▸ Exercise details: Quote all of the data below word for word, without leaving anything out.

========

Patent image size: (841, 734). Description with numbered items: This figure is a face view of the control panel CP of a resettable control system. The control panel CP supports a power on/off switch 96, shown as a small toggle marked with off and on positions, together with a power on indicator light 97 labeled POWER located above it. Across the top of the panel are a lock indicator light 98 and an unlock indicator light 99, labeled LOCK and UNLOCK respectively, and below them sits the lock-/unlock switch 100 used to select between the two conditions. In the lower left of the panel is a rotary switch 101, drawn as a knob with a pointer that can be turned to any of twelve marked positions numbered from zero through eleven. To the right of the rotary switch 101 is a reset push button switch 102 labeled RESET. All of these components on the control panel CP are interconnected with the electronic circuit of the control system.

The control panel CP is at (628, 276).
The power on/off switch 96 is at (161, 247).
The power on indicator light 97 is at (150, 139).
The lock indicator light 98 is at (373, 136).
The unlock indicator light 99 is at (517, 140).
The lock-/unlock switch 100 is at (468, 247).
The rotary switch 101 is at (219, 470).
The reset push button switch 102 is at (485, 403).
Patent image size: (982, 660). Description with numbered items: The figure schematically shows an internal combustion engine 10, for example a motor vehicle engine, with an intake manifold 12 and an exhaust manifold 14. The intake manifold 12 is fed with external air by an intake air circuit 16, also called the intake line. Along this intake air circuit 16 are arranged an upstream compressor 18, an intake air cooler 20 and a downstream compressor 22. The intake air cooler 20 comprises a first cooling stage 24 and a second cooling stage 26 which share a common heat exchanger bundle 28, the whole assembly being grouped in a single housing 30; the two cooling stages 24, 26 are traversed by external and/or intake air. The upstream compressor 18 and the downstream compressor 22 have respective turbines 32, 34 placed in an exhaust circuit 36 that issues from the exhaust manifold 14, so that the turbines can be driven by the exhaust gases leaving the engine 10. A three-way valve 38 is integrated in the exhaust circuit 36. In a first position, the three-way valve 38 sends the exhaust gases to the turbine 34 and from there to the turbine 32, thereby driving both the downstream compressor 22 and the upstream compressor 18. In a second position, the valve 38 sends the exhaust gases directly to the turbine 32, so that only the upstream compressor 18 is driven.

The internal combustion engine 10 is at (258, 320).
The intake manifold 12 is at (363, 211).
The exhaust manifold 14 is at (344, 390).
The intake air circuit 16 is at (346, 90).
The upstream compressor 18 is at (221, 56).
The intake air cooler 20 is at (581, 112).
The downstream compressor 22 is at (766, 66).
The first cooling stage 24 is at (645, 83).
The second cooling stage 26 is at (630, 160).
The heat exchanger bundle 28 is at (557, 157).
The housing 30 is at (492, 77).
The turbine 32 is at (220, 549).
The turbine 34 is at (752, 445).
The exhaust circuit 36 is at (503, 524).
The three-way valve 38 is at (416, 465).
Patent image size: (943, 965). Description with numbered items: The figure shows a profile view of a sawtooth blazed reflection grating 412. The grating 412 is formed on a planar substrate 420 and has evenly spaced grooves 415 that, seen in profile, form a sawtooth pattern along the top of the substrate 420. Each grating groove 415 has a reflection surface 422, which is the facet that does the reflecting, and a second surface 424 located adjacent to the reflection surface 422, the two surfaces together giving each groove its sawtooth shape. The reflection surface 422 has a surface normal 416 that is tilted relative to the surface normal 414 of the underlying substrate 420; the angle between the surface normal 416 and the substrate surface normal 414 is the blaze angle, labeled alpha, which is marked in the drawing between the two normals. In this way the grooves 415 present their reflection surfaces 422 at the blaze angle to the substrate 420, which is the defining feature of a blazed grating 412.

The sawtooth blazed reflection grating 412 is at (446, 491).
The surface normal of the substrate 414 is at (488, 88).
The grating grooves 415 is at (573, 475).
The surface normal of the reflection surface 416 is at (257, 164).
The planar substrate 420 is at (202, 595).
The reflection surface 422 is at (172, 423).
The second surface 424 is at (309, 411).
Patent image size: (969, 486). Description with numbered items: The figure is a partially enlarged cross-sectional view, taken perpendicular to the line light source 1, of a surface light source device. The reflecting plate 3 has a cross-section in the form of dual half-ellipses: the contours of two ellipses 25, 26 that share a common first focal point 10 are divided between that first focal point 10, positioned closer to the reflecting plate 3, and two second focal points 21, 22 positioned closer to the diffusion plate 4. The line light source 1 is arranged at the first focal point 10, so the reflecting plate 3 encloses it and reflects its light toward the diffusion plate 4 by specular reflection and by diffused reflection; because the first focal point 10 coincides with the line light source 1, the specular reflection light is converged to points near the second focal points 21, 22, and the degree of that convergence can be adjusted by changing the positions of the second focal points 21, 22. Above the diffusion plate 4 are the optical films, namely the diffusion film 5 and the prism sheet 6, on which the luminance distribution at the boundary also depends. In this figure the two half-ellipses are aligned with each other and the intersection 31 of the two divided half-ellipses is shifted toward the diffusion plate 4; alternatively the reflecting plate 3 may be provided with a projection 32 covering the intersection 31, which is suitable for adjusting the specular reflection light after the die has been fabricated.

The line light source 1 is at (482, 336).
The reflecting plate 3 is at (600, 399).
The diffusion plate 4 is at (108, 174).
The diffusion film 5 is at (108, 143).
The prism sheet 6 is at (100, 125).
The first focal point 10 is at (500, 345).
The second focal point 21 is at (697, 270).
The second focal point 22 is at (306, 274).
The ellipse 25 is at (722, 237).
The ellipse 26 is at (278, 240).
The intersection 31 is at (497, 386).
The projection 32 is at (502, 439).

========

▸ Output:
Patent image size: (841, 734). Description with numbered items: This figure is a face view of the control panel CP of a resettable control system. The control panel CP supports a power on/off switch 96, shown as a small toggle marked with off and on positions, together with a power on indicator light 97 labeled POWER located above it. Across the top of the panel are a lock indicator light 98 and an unlock indicator light 99, labeled LOCK and UNLOCK respectively, and below them sits the lock-/unlock switch 100 used to select between the two conditions. In the lower left of the panel is a rotary switch 101, drawn as a knob with a pointer that can be turned to any of twelve marked positions numbered from zero through eleven. To the right of the rotary switch 101 is a reset push button switch 102 labeled RESET. All of these components on the control panel CP are interconnected with the electronic circuit of the control system.

The control panel CP is at (628, 276).
The power on/off switch 96 is at (161, 247).
The power on indicator light 97 is at (150, 139).
The lock indicator light 98 is at (373, 136).
The unlock indicator light 99 is at (517, 140).
The lock-/unlock switch 100 is at (468, 247).
The rotary switch 101 is at (219, 470).
The reset push button switch 102 is at (485, 403).
Patent image size: (982, 660). Description with numbered items: The figure schematically shows an internal combustion engine 10, for example a motor vehicle engine, with an intake manifold 12 and an exhaust manifold 14. The intake manifold 12 is fed with external air by an intake air circuit 16, also called the intake line. Along this intake air circuit 16 are arranged an upstream compressor 18, an intake air cooler 20 and a downstream compressor 22. The intake air cooler 20 comprises a first cooling stage 24 and a second cooling stage 26 which share a common heat exchanger bundle 28, the whole assembly being grouped in a single housing 30; the two cooling stages 24, 26 are traversed by external and/or intake air. The upstream compressor 18 and the downstream compressor 22 have respective turbines 32, 34 placed in an exhaust circuit 36 that issues from the exhaust manifold 14, so that the turbines can be driven by the exhaust gases leaving the engine 10. A three-way valve 38 is integrated in the exhaust circuit 36. In a first position, the three-way valve 38 sends the exhaust gases to the turbine 34 and from there to the turbine 32, thereby driving both the downstream compressor 22 and the upstream compressor 18. In a second position, the valve 38 sends the exhaust gases directly to the turbine 32, so that only the upstream compressor 18 is driven.

The internal combustion engine 10 is at (258, 320).
The intake manifold 12 is at (363, 211).
The exhaust manifold 14 is at (344, 390).
The intake air circuit 16 is at (346, 90).
The upstream compressor 18 is at (221, 56).
The intake air cooler 20 is at (581, 112).
The downstream compressor 22 is at (766, 66).
The first cooling stage 24 is at (645, 83).
The second cooling stage 26 is at (630, 160).
The heat exchanger bundle 28 is at (557, 157).
The housing 30 is at (492, 77).
The turbine 32 is at (220, 549).
The turbine 34 is at (752, 445).
The exhaust circuit 36 is at (503, 524).
The three-way valve 38 is at (416, 465).
Patent image size: (943, 965). Description with numbered items: The figure shows a profile view of a sawtooth blazed reflection grating 412. The grating 412 is formed on a planar substrate 420 and has evenly spaced grooves 415 that, seen in profile, form a sawtooth pattern along the top of the substrate 420. Each grating groove 415 has a reflection surface 422, which is the facet that does the reflecting, and a second surface 424 located adjacent to the reflection surface 422, the two surfaces together giving each groove its sawtooth shape. The reflection surface 422 has a surface normal 416 that is tilted relative to the surface normal 414 of the underlying substrate 420; the angle between the surface normal 416 and the substrate surface normal 414 is the blaze angle, labeled alpha, which is marked in the drawing between the two normals. In this way the grooves 415 present their reflection surfaces 422 at the blaze angle to the substrate 420, which is the defining feature of a blazed grating 412.

The sawtooth blazed reflection grating 412 is at (446, 491).
The surface normal of the substrate 414 is at (488, 88).
The grating grooves 415 is at (573, 475).
The surface normal of the reflection surface 416 is at (257, 164).
The planar substrate 420 is at (202, 595).
The reflection surface 422 is at (172, 423).
The second surface 424 is at (309, 411).
Patent image size: (969, 486). Description with numbered items: The figure is a partially enlarged cross-sectional view, taken perpendicular to the line light source 1, of a surface light source device. The reflecting plate 3 has a cross-section in the form of dual half-ellipses: the contours of two ellipses 25, 26 that share a common first focal point 10 are divided between that first focal point 10, positioned closer to the reflecting plate 3, and two second focal points 21, 22 positioned closer to the diffusion plate 4. The line light source 1 is arranged at the first focal point 10, so the reflecting plate 3 encloses it and reflects its light toward the diffusion plate 4 by specular reflection and by diffused reflection; because the first focal point 10 coincides with the line light source 1, the specular reflection light is converged to points near the second focal points 21, 22, and the degree of that convergence can be adjusted by changing the positions of the second focal points 21, 22. Above the diffusion plate 4 are the optical films, namely the diffusion film 5 and the prism sheet 6, on which the luminance distribution at the boundary also depends. In this figure the two half-ellipses are aligned with each other and the intersection 31 of the two divided half-ellipses is shifted toward the diffusion plate 4; alternatively the reflecting plate 3 may be provided with a projection 32 covering the intersection 31, which is suitable for adjusting the specular reflection light after the die has been fabricated.

The line light source 1 is at (482, 336).
The reflecting plate 3 is at (600, 399).
The diffusion plate 4 is at (108, 174).
The diffusion film 5 is at (108, 143).
The prism sheet 6 is at (100, 125).
The first focal point 10 is at (500, 345).
The second focal point 21 is at (697, 270).
The second focal point 22 is at (306, 274).
The ellipse 25 is at (722, 237).
The ellipse 26 is at (278, 240).
The intersection 31 is at (497, 386).
The projection 32 is at (502, 439).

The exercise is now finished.